#### TEXTO FORNECIDO

Entrevista (XIII Panorama): Juliana Rojas e Marco Dutra, de As Boas Maneiras

Na abertura da 13ª edição do Panorama Internacional Coisa de Cinema, que acontece em Salvador e Cachoeira entre os dias 08 e 15 de novembro, foi exibido As Boas Maneiras, que já passou pela recente edição do Festival do Rio e pelo Festival de Locarno, angariando alguns prêmios. Os diretores e roteiristas do longa Juliana Rojas e Marco Dutra estiveram em Salvador para promover o filme e participar dos debates após a sessão.

Aproveitamos a oportunidade e conversamos brevemente com os realizadores sobre o filme, suas carreiras e sobre a recente leva de filmes de terror. Confira abaixo o nosso bate-papo:

Coisa de Cinéfilo: Em As Boas Maneiras vocês têm como questão norteadora da história a gravidez de uma das personagens. Inevitavelmente irão surgir paralelos entre o filme e O Bebê de Rosemary do Roman Polanski no público que se deparar com a sinopse do filme. Como vocês enxergam essa comparação?

Juliana Rojas: O Bebê de Rosemary não foi uma referência direta para o filme. Acho que uma das principais inspirações foi uma peça do Brecht chamada O Círculo de Giz Caucasiano na qual ele discute a maternidade adquirida, a adoção e a biológica. Esta foi uma das inspirações para nós. Eu entendo que as pessoas estabeleçam essa relação com o filme do Polanski porque tem uma gravidez e é um filme de horror, mas acho que vai para um caminho totalmente diferente porque o As Boas Maneiras é um longa que fala de uma relação com essa criatura que está sendo gestada por uma das personagens e é um filme sobre concessão de maternidade, sobre um afeto. O Bebê de Rosemary é mais um filme de paranoia da personagem sobre a própria vivência dela, do que a cerca. O filme do Polanski é muito interessante mas o público vai perceber que ele trabalha com outras questões. Não foi uma das nossas principais referências.

########
#### DADOS REGISTRADOS

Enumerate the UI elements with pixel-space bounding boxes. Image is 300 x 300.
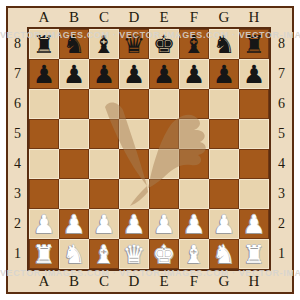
piece-white-pawn-g2[interactable]: ♟ — [209, 209, 239, 239]
piece-black-pawn-f7[interactable]: ♟ — [179, 59, 209, 89]
square-b4[interactable] — [59, 149, 89, 179]
piece-black-pawn-c7[interactable]: ♟ — [89, 59, 119, 89]
piece-black-pawn-g7[interactable]: ♟ — [209, 59, 239, 89]
square-f5[interactable] — [179, 119, 209, 149]
square-d8[interactable]: ♛ — [119, 29, 149, 59]
rank-label-left-1: 1 — [8, 239, 27, 269]
square-b3[interactable] — [59, 179, 89, 209]
rank-label-right-8: 8 — [271, 29, 292, 59]
square-b1[interactable]: ♞ — [59, 239, 89, 269]
square-d7[interactable]: ♟ — [119, 59, 149, 89]
rank-label-right-1: 1 — [271, 239, 292, 269]
square-b6[interactable] — [59, 89, 89, 119]
square-g8[interactable]: ♞ — [209, 29, 239, 59]
piece-black-pawn-h7[interactable]: ♟ — [239, 59, 269, 89]
piece-white-pawn-d2[interactable]: ♟ — [119, 209, 149, 239]
square-e4[interactable] — [149, 149, 179, 179]
square-b5[interactable] — [59, 119, 89, 149]
piece-black-pawn-b7[interactable]: ♟ — [59, 59, 89, 89]
square-d2[interactable]: ♟ — [119, 209, 149, 239]
square-f6[interactable] — [179, 89, 209, 119]
piece-white-bishop-c1[interactable]: ♝ — [89, 239, 119, 269]
piece-white-pawn-a2[interactable]: ♟ — [29, 209, 59, 239]
file-label-bottom-a: A — [29, 271, 59, 292]
file-label-top-g: G — [209, 8, 239, 27]
square-a2[interactable]: ♟ — [29, 209, 59, 239]
piece-white-pawn-c2[interactable]: ♟ — [89, 209, 119, 239]
square-d1[interactable]: ♛ — [119, 239, 149, 269]
file-labels-top: ABCDEFGH — [29, 8, 269, 27]
piece-white-bishop-f1[interactable]: ♝ — [179, 239, 209, 269]
piece-black-pawn-d7[interactable]: ♟ — [119, 59, 149, 89]
file-label-top-b: B — [59, 8, 89, 27]
square-h7[interactable]: ♟ — [239, 59, 269, 89]
piece-black-pawn-a7[interactable]: ♟ — [29, 59, 59, 89]
board-grid: ♜♞♝♛♚♝♞♜♟♟♟♟♟♟♟♟♟♟♟♟♟♟♟♟♜♞♝♛♚♝♞♜ — [27, 27, 271, 271]
square-e3[interactable] — [149, 179, 179, 209]
rank-label-left-4: 4 — [8, 149, 27, 179]
piece-white-knight-g1[interactable]: ♞ — [209, 239, 239, 269]
piece-black-rook-a8[interactable]: ♜ — [29, 29, 59, 59]
rank-label-left-5: 5 — [8, 119, 27, 149]
piece-white-pawn-f2[interactable]: ♟ — [179, 209, 209, 239]
file-label-bottom-c: C — [89, 271, 119, 292]
piece-white-king-e1[interactable]: ♚ — [149, 239, 179, 269]
file-label-top-f: F — [179, 8, 209, 27]
square-d3[interactable] — [119, 179, 149, 209]
piece-black-queen-d8[interactable]: ♛ — [119, 29, 149, 59]
piece-white-rook-h1[interactable]: ♜ — [239, 239, 269, 269]
square-h5[interactable] — [239, 119, 269, 149]
file-label-bottom-e: E — [149, 271, 179, 292]
square-g1[interactable]: ♞ — [209, 239, 239, 269]
rank-label-left-3: 3 — [8, 179, 27, 209]
square-b2[interactable]: ♟ — [59, 209, 89, 239]
rank-label-left-6: 6 — [8, 89, 27, 119]
square-e7[interactable]: ♟ — [149, 59, 179, 89]
square-e1[interactable]: ♚ — [149, 239, 179, 269]
square-h8[interactable]: ♜ — [239, 29, 269, 59]
square-c5[interactable] — [89, 119, 119, 149]
square-d4[interactable] — [119, 149, 149, 179]
piece-white-rook-a1[interactable]: ♜ — [29, 239, 59, 269]
square-d6[interactable] — [119, 89, 149, 119]
file-label-bottom-d: D — [119, 271, 149, 292]
square-g3[interactable] — [209, 179, 239, 209]
square-c7[interactable]: ♟ — [89, 59, 119, 89]
piece-white-pawn-e2[interactable]: ♟ — [149, 209, 179, 239]
file-label-bottom-h: H — [239, 271, 269, 292]
square-e5[interactable] — [149, 119, 179, 149]
file-label-bottom-f: F — [179, 271, 209, 292]
square-e8[interactable]: ♚ — [149, 29, 179, 59]
square-g2[interactable]: ♟ — [209, 209, 239, 239]
rank-label-right-3: 3 — [271, 179, 292, 209]
piece-black-knight-g8[interactable]: ♞ — [209, 29, 239, 59]
rank-label-right-7: 7 — [271, 59, 292, 89]
square-h3[interactable] — [239, 179, 269, 209]
piece-white-knight-b1[interactable]: ♞ — [59, 239, 89, 269]
square-c3[interactable] — [89, 179, 119, 209]
square-d5[interactable] — [119, 119, 149, 149]
piece-white-queen-d1[interactable]: ♛ — [119, 239, 149, 269]
square-h1[interactable]: ♜ — [239, 239, 269, 269]
square-g7[interactable]: ♟ — [209, 59, 239, 89]
piece-white-pawn-h2[interactable]: ♟ — [239, 209, 269, 239]
square-a6[interactable] — [29, 89, 59, 119]
rank-label-right-5: 5 — [271, 119, 292, 149]
square-c1[interactable]: ♝ — [89, 239, 119, 269]
square-c6[interactable] — [89, 89, 119, 119]
square-a7[interactable]: ♟ — [29, 59, 59, 89]
file-label-top-c: C — [89, 8, 119, 27]
file-label-top-e: E — [149, 8, 179, 27]
square-g4[interactable] — [209, 149, 239, 179]
square-f8[interactable]: ♝ — [179, 29, 209, 59]
rank-label-left-8: 8 — [8, 29, 27, 59]
piece-black-king-e8[interactable]: ♚ — [149, 29, 179, 59]
file-label-top-h: H — [239, 8, 269, 27]
rank-label-left-7: 7 — [8, 59, 27, 89]
square-a5[interactable] — [29, 119, 59, 149]
square-e2[interactable]: ♟ — [149, 209, 179, 239]
square-a8[interactable]: ♜ — [29, 29, 59, 59]
square-f4[interactable] — [179, 149, 209, 179]
piece-black-pawn-e7[interactable]: ♟ — [149, 59, 179, 89]
rank-label-right-4: 4 — [271, 149, 292, 179]
file-label-top-a: A — [29, 8, 59, 27]
square-a1[interactable]: ♜ — [29, 239, 59, 269]
square-c4[interactable] — [89, 149, 119, 179]
square-f7[interactable]: ♟ — [179, 59, 209, 89]
rank-label-right-2: 2 — [271, 209, 292, 239]
piece-white-pawn-b2[interactable]: ♟ — [59, 209, 89, 239]
rank-label-left-2: 2 — [8, 209, 27, 239]
square-f2[interactable]: ♟ — [179, 209, 209, 239]
square-b7[interactable]: ♟ — [59, 59, 89, 89]
rank-label-right-6: 6 — [271, 89, 292, 119]
square-f1[interactable]: ♝ — [179, 239, 209, 269]
rank-labels-left: 87654321 — [8, 29, 27, 269]
square-g6[interactable] — [209, 89, 239, 119]
square-f3[interactable] — [179, 179, 209, 209]
file-labels-bottom: ABCDEFGH — [29, 271, 269, 292]
file-label-bottom-g: G — [209, 271, 239, 292]
file-label-top-d: D — [119, 8, 149, 27]
piece-black-rook-h8[interactable]: ♜ — [239, 29, 269, 59]
piece-black-knight-b8[interactable]: ♞ — [59, 29, 89, 59]
square-c2[interactable]: ♟ — [89, 209, 119, 239]
square-a4[interactable] — [29, 149, 59, 179]
square-e6[interactable] — [149, 89, 179, 119]
chess-diagram: ABCDEFGH ABCDEFGH 87654321 87654321 ♜♞♝♛… — [0, 0, 300, 300]
piece-black-bishop-f8[interactable]: ♝ — [179, 29, 209, 59]
square-g5[interactable] — [209, 119, 239, 149]
file-label-bottom-b: B — [59, 271, 89, 292]
piece-black-bishop-c8[interactable]: ♝ — [89, 29, 119, 59]
square-h4[interactable] — [239, 149, 269, 179]
square-c8[interactable]: ♝ — [89, 29, 119, 59]
square-h2[interactable]: ♟ — [239, 209, 269, 239]
rank-labels-right: 87654321 — [271, 29, 292, 269]
square-b8[interactable]: ♞ — [59, 29, 89, 59]
square-a3[interactable] — [29, 179, 59, 209]
square-h6[interactable] — [239, 89, 269, 119]
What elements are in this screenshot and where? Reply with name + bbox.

########

_DESCRIÇÃO DA TAREFA_
Por favor, explique em uma a três frases por que, segundo Juliana Rojas na entrevista, As Boas Maneiras vai para um caminho totalmente diferente de O Bebê de Rosemary. Os registros vêm de outra fonte.

_RESPOSTA DO EXERCÍCIO_
As Boas Maneiras fala de uma relação com a criatura que está sendo gestada por uma das personagens e é um filme sobre concessão de maternidade e sobre um afeto. Já O Bebê de Rosemary é mais um filme de paranoia da personagem sobre a própria vivência dela e sobre o que a cerca.